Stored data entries
◇ ◇ ◇ ◇

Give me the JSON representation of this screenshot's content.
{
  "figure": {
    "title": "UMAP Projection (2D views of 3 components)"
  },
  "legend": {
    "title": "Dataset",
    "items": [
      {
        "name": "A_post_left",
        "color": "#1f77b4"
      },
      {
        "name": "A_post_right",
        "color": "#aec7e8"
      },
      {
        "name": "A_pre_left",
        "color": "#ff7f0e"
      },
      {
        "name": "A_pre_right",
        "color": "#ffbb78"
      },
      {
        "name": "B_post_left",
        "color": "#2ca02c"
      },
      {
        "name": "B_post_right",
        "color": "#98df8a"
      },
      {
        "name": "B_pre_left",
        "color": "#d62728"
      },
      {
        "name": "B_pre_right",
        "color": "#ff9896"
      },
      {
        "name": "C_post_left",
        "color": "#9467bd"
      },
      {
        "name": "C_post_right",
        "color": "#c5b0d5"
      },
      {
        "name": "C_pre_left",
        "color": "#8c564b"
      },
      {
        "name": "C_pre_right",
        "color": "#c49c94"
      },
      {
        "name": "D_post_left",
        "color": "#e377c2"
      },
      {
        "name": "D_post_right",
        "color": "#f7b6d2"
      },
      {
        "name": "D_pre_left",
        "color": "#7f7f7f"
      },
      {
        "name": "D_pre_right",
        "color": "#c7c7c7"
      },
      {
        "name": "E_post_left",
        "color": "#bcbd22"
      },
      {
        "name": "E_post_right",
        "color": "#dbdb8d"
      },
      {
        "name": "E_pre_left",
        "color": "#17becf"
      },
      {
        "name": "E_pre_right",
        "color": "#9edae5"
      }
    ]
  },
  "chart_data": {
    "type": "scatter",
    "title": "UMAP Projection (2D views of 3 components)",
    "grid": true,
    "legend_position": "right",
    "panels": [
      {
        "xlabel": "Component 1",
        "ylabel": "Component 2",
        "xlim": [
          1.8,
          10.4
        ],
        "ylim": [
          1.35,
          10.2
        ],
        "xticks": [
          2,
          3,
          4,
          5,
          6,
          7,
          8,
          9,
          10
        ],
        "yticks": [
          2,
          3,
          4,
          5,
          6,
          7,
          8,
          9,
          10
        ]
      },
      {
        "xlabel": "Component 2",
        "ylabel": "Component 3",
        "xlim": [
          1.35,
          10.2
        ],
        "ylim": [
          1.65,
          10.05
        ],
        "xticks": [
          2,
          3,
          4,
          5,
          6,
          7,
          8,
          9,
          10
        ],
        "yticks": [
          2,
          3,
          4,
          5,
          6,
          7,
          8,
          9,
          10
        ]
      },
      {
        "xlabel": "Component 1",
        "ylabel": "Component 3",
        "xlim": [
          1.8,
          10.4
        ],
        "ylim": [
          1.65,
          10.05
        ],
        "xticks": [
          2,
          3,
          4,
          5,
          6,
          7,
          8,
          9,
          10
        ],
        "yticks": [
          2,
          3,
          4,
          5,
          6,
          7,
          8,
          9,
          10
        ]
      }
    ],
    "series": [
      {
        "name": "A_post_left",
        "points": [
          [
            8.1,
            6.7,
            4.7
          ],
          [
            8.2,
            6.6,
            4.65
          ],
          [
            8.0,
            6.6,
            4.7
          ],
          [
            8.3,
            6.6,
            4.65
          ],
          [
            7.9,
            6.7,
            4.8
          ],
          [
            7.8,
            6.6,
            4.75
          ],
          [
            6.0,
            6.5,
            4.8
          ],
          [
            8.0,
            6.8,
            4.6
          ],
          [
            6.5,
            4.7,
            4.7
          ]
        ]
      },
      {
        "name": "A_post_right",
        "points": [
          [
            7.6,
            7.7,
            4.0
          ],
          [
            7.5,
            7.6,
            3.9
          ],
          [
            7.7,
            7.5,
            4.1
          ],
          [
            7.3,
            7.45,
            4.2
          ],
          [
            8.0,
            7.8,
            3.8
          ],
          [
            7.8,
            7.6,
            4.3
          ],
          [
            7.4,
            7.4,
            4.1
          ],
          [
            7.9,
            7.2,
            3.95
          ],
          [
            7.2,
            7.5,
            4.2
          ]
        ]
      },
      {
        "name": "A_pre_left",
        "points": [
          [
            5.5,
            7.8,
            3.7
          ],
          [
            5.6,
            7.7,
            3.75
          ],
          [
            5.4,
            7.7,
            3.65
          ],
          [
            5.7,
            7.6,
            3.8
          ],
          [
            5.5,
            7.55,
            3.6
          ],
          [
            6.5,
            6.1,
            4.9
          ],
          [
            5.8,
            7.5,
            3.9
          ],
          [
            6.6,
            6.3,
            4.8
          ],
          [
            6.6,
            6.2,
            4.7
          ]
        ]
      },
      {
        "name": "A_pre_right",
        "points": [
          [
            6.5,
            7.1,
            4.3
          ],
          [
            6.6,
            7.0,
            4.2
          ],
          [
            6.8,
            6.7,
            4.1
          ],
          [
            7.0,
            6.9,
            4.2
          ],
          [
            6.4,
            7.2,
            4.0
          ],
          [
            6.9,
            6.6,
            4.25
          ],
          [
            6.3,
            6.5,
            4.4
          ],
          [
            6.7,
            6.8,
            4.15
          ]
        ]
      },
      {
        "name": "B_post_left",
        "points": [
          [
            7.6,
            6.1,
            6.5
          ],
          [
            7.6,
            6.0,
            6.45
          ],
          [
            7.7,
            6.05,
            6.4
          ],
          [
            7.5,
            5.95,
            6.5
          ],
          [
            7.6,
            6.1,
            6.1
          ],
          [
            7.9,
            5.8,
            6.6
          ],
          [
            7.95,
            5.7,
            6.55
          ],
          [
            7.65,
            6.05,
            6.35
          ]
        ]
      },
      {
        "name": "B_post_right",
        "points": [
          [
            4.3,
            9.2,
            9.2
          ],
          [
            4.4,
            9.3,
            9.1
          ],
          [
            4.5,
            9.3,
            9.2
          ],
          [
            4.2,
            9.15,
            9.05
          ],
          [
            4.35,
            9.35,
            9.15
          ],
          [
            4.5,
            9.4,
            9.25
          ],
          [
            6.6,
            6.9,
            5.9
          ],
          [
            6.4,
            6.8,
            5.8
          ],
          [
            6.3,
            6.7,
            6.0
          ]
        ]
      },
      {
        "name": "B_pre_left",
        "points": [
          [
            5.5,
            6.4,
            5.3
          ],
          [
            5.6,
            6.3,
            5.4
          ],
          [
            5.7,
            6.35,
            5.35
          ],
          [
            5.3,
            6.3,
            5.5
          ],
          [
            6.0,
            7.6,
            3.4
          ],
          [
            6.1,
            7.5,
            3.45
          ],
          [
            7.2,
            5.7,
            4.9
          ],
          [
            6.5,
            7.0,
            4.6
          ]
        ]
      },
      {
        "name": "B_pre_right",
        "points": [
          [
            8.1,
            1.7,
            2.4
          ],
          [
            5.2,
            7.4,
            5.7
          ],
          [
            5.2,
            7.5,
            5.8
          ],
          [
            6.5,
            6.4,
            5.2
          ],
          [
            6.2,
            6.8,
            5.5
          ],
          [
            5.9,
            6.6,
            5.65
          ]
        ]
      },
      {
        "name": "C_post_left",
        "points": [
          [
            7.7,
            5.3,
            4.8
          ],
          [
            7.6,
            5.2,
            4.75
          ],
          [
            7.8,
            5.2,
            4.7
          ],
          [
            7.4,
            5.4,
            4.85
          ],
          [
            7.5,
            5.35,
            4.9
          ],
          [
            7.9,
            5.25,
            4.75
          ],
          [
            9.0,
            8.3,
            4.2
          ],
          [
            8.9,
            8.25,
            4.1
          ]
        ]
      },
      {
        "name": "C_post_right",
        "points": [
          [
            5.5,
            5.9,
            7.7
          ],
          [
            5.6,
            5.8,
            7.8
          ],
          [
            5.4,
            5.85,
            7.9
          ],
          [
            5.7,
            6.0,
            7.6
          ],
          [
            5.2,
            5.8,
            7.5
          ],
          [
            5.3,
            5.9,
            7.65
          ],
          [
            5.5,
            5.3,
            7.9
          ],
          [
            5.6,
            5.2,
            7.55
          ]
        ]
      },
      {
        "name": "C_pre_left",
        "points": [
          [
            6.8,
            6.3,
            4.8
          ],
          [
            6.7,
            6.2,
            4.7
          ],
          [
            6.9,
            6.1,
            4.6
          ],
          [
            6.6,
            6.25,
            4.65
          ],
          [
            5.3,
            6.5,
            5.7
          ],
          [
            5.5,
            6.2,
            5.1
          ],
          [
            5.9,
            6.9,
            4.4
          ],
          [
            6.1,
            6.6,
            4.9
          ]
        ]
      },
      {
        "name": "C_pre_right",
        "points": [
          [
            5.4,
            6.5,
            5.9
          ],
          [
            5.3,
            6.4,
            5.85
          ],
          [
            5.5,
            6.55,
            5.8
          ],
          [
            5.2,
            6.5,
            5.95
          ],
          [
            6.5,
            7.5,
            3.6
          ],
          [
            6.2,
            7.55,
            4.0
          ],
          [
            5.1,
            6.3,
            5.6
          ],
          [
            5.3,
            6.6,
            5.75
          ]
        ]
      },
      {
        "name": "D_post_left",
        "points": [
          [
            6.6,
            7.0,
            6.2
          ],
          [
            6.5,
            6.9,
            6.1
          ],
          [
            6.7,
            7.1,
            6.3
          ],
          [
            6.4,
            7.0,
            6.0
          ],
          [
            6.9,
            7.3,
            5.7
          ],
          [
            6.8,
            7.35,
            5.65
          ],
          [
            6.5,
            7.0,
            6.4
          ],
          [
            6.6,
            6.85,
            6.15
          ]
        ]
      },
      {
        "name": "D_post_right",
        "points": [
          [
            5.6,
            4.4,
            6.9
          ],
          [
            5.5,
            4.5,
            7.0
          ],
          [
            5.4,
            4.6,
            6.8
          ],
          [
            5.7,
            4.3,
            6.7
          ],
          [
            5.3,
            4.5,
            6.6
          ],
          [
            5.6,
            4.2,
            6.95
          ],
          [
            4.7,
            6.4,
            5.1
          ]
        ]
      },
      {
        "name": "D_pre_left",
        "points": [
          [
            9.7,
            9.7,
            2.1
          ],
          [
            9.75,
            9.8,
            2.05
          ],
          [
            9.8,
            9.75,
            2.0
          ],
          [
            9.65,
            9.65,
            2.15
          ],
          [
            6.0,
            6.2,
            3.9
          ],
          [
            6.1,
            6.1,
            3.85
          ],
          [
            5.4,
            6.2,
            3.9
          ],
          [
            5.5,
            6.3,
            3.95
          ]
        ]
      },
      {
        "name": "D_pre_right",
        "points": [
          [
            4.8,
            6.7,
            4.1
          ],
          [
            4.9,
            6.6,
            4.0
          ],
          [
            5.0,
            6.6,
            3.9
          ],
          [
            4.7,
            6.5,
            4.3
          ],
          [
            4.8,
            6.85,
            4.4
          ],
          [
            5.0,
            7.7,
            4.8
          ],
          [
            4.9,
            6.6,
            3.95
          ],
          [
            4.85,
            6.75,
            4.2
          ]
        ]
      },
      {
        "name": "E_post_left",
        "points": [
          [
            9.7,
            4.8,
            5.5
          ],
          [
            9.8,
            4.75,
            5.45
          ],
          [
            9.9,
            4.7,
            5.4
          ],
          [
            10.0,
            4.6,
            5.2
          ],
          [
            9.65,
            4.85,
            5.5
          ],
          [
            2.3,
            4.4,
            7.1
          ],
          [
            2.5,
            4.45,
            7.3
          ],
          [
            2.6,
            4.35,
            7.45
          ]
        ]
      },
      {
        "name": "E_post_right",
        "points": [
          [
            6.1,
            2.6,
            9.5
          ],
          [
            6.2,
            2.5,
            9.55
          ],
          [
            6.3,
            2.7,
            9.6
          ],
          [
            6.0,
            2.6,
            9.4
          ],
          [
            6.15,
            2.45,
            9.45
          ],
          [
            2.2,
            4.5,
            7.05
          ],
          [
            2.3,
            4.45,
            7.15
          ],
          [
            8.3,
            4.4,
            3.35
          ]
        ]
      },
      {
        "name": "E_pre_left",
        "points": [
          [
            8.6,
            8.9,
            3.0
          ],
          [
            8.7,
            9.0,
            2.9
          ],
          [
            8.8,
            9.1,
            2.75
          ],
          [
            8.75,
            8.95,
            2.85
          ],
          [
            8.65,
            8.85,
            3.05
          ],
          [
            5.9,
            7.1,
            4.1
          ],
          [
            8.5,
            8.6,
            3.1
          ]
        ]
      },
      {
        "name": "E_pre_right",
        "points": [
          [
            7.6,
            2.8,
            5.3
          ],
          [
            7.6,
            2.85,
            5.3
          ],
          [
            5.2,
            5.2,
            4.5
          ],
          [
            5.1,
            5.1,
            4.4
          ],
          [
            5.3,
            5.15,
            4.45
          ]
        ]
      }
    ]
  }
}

◇ ◇ ◇ ◇

Given exercise:
Extract every line above that contains the word "UMAP".

Worked solution:
    "title": "UMAP Projection (2D views of 3 components)"
    "title": "UMAP Projection (2D views of 3 components)",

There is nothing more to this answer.